(Records contained in a dataset)
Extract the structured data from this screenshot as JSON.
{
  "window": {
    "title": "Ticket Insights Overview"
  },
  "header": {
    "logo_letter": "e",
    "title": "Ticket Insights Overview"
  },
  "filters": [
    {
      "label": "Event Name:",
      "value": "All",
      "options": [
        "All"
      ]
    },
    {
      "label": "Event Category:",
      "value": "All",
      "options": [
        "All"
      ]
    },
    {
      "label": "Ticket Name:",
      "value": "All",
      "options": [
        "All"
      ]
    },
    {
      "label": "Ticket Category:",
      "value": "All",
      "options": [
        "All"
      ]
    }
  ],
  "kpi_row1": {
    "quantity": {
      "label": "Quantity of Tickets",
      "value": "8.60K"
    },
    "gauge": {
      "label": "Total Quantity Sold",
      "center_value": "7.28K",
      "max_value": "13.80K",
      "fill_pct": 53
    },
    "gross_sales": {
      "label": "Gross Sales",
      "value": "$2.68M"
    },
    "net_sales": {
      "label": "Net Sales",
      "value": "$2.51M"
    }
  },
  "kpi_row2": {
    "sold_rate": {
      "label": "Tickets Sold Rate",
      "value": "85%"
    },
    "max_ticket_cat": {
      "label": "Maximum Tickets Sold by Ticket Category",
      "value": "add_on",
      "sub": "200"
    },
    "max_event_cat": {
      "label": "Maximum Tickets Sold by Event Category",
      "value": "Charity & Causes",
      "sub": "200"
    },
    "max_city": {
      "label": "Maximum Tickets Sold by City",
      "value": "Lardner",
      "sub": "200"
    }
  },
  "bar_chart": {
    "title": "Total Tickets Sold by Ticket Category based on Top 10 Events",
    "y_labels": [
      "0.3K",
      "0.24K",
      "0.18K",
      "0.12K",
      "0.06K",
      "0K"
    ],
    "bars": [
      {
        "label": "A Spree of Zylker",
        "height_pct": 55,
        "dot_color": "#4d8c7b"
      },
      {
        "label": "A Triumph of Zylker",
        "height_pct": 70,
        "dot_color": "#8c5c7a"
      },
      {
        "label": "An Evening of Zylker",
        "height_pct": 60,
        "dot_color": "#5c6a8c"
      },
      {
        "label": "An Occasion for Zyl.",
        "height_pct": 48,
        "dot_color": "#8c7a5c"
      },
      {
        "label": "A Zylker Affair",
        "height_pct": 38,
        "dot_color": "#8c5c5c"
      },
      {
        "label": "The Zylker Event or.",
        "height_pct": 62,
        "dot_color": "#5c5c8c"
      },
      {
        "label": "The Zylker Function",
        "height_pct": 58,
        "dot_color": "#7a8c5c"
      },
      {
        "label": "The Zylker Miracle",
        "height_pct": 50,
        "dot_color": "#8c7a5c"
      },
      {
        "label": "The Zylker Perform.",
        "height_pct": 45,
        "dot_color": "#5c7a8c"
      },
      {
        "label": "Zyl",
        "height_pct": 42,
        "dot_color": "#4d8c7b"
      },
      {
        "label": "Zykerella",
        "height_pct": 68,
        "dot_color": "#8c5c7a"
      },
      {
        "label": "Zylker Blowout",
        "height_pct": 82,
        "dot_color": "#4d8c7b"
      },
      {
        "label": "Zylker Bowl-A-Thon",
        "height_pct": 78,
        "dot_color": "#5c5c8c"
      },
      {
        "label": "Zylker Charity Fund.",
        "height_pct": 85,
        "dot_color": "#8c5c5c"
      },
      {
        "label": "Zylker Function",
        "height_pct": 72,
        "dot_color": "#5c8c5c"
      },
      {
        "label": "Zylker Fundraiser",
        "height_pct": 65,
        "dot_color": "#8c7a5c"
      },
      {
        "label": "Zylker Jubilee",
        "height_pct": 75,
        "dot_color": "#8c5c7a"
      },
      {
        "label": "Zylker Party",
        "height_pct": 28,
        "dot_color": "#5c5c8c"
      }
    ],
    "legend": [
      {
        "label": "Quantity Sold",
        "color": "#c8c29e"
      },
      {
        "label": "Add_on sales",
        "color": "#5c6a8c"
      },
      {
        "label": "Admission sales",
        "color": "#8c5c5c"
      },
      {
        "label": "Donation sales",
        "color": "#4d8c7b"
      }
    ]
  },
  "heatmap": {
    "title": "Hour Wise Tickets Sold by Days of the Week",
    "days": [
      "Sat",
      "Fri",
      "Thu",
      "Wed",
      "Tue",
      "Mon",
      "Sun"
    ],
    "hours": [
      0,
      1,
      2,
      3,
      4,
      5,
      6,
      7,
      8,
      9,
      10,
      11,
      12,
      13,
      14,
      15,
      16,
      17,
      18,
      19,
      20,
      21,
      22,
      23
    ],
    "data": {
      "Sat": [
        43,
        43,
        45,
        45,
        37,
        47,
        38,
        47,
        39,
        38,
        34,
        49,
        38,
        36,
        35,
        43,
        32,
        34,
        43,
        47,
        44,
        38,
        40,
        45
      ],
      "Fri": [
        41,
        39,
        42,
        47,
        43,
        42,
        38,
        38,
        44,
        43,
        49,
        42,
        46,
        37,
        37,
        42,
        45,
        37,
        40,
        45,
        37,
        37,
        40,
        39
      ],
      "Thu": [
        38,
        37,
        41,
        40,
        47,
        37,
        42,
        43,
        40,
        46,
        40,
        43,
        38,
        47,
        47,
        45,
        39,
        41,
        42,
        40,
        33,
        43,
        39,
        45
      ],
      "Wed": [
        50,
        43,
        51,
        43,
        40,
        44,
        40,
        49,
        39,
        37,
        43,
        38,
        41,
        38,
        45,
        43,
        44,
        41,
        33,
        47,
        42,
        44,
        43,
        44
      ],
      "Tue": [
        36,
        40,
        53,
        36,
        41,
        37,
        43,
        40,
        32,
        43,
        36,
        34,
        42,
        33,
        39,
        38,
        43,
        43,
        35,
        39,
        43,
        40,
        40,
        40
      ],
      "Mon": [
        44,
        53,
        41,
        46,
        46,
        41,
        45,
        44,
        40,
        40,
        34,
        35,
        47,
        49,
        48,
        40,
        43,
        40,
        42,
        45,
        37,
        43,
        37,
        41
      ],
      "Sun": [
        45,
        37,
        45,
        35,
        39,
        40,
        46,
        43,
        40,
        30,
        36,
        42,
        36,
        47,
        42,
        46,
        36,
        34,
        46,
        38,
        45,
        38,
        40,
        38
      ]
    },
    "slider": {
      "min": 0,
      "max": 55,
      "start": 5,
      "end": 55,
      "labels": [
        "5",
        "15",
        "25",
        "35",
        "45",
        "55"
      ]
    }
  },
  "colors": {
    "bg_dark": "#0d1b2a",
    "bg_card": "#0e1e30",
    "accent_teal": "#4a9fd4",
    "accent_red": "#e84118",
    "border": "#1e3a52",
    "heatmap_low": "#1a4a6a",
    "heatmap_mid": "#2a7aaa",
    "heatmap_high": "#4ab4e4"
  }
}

§ **PROMPT**
Copy all of the data. Keep every word exactly as it is.

§ **OUTPUT OF THE TASK**
Extract the structured data from this screenshot as JSON.
{
  "window": {
    "title": "Ticket Insights Overview"
  },
  "header": {
    "logo_letter": "e",
    "title": "Ticket Insights Overview"
  },
  "filters": [
    {
      "label": "Event Name:",
      "value": "All",
      "options": [
        "All"
      ]
    },
    {
      "label": "Event Category:",
      "value": "All",
      "options": [
        "All"
      ]
    },
    {
      "label": "Ticket Name:",
      "value": "All",
      "options": [
        "All"
      ]
    },
    {
      "label": "Ticket Category:",
      "value": "All",
      "options": [
        "All"
      ]
    }
  ],
  "kpi_row1": {
    "quantity": {
      "label": "Quantity of Tickets",
      "value": "8.60K"
    },
    "gauge": {
      "label": "Total Quantity Sold",
      "center_value": "7.28K",
      "max_value": "13.80K",
      "fill_pct": 53
    },
    "gross_sales": {
      "label": "Gross Sales",
      "value": "$2.68M"
    },
    "net_sales": {
      "label": "Net Sales",
      "value": "$2.51M"
    }
  },
  "kpi_row2": {
    "sold_rate": {
      "label": "Tickets Sold Rate",
      "value": "85%"
    },
    "max_ticket_cat": {
      "label": "Maximum Tickets Sold by Ticket Category",
      "value": "add_on",
      "sub": "200"
    },
    "max_event_cat": {
      "label": "Maximum Tickets Sold by Event Category",
      "value": "Charity & Causes",
      "sub": "200"
    },
    "max_city": {
      "label": "Maximum Tickets Sold by City",
      "value": "Lardner",
      "sub": "200"
    }
  },
  "bar_chart": {
    "title": "Total Tickets Sold by Ticket Category based on Top 10 Events",
    "y_labels": [
      "0.3K",
      "0.24K",
      "0.18K",
      "0.12K",
      "0.06K",
      "0K"
    ],
    "bars": [
      {
        "label": "A Spree of Zylker",
        "height_pct": 55,
        "dot_color": "#4d8c7b"
      },
      {
        "label": "A Triumph of Zylker",
        "height_pct": 70,
        "dot_color": "#8c5c7a"
      },
      {
        "label": "An Evening of Zylker",
        "height_pct": 60,
        "dot_color": "#5c6a8c"
      },
      {
        "label": "An Occasion for Zyl.",
        "height_pct": 48,
        "dot_color": "#8c7a5c"
      },
      {
        "label": "A Zylker Affair",
        "height_pct": 38,
        "dot_color": "#8c5c5c"
      },
      {
        "label": "The Zylker Event or.",
        "height_pct": 62,
        "dot_color": "#5c5c8c"
      },
      {
        "label": "The Zylker Function",
        "height_pct": 58,
        "dot_color": "#7a8c5c"
      },
      {
        "label": "The Zylker Miracle",
        "height_pct": 50,
        "dot_color": "#8c7a5c"
      },
      {
        "label": "The Zylker Perform.",
        "height_pct": 45,
        "dot_color": "#5c7a8c"
      },
      {
        "label": "Zyl",
        "height_pct": 42,
        "dot_color": "#4d8c7b"
      },
      {
        "label": "Zykerella",
        "height_pct": 68,
        "dot_color": "#8c5c7a"
      },
      {
        "label": "Zylker Blowout",
        "height_pct": 82,
        "dot_color": "#4d8c7b"
      },
      {
        "label": "Zylker Bowl-A-Thon",
        "height_pct": 78,
        "dot_color": "#5c5c8c"
      },
      {
        "label": "Zylker Charity Fund.",
        "height_pct": 85,
        "dot_color": "#8c5c5c"
      },
      {
        "label": "Zylker Function",
        "height_pct": 72,
        "dot_color": "#5c8c5c"
      },
      {
        "label": "Zylker Fundraiser",
        "height_pct": 65,
        "dot_color": "#8c7a5c"
      },
      {
        "label": "Zylker Jubilee",
        "height_pct": 75,
        "dot_color": "#8c5c7a"
      },
      {
        "label": "Zylker Party",
        "height_pct": 28,
        "dot_color": "#5c5c8c"
      }
    ],
    "legend": [
      {
        "label": "Quantity Sold",
        "color": "#c8c29e"
      },
      {
        "label": "Add_on sales",
        "color": "#5c6a8c"
      },
      {
        "label": "Admission sales",
        "color": "#8c5c5c"
      },
      {
        "label": "Donation sales",
        "color": "#4d8c7b"
      }
    ]
  },
  "heatmap": {
    "title": "Hour Wise Tickets Sold by Days of the Week",
    "days": [
      "Sat",
      "Fri",
      "Thu",
      "Wed",
      "Tue",
      "Mon",
      "Sun"
    ],
    "hours": [
      0,
      1,
      2,
      3,
      4,
      5,
      6,
      7,
      8,
      9,
      10,
      11,
      12,
      13,
      14,
      15,
      16,
      17,
      18,
      19,
      20,
      21,
      22,
      23
    ],
    "data": {
      "Sat": [
        43,
        43,
        45,
        45,
        37,
        47,
        38,
        47,
        39,
        38,
        34,
        49,
        38,
        36,
        35,
        43,
        32,
        34,
        43,
        47,
        44,
        38,
        40,
        45
      ],
      "Fri": [
        41,
        39,
        42,
        47,
        43,
        42,
        38,
        38,
        44,
        43,
        49,
        42,
        46,
        37,
        37,
        42,
        45,
        37,
        40,
        45,
        37,
        37,
        40,
        39
      ],
      "Thu": [
        38,
        37,
        41,
        40,
        47,
        37,
        42,
        43,
        40,
        46,
        40,
        43,
        38,
        47,
        47,
        45,
        39,
        41,
        42,
        40,
        33,
        43,
        39,
        45
      ],
      "Wed": [
        50,
        43,
        51,
        43,
        40,
        44,
        40,
        49,
        39,
        37,
        43,
        38,
        41,
        38,
        45,
        43,
        44,
        41,
        33,
        47,
        42,
        44,
        43,
        44
      ],
      "Tue": [
        36,
        40,
        53,
        36,
        41,
        37,
        43,
        40,
        32,
        43,
        36,
        34,
        42,
        33,
        39,
        38,
        43,
        43,
        35,
        39,
        43,
        40,
        40,
        40
      ],
      "Mon": [
        44,
        53,
        41,
        46,
        46,
        41,
        45,
        44,
        40,
        40,
        34,
        35,
        47,
        49,
        48,
        40,
        43,
        40,
        42,
        45,
        37,
        43,
        37,
        41
      ],
      "Sun": [
        45,
        37,
        45,
        35,
        39,
        40,
        46,
        43,
        40,
        30,
        36,
        42,
        36,
        47,
        42,
        46,
        36,
        34,
        46,
        38,
        45,
        38,
        40,
        38
      ]
    },
    "slider": {
      "min": 0,
      "max": 55,
      "start": 5,
      "end": 55,
      "labels": [
        "5",
        "15",
        "25",
        "35",
        "45",
        "55"
      ]
    }
  },
  "colors": {
    "bg_dark": "#0d1b2a",
    "bg_card": "#0e1e30",
    "accent_teal": "#4a9fd4",
    "accent_red": "#e84118",
    "border": "#1e3a52",
    "heatmap_low": "#1a4a6a",
    "heatmap_mid": "#2a7aaa",
    "heatmap_high": "#4ab4e4"
  }
}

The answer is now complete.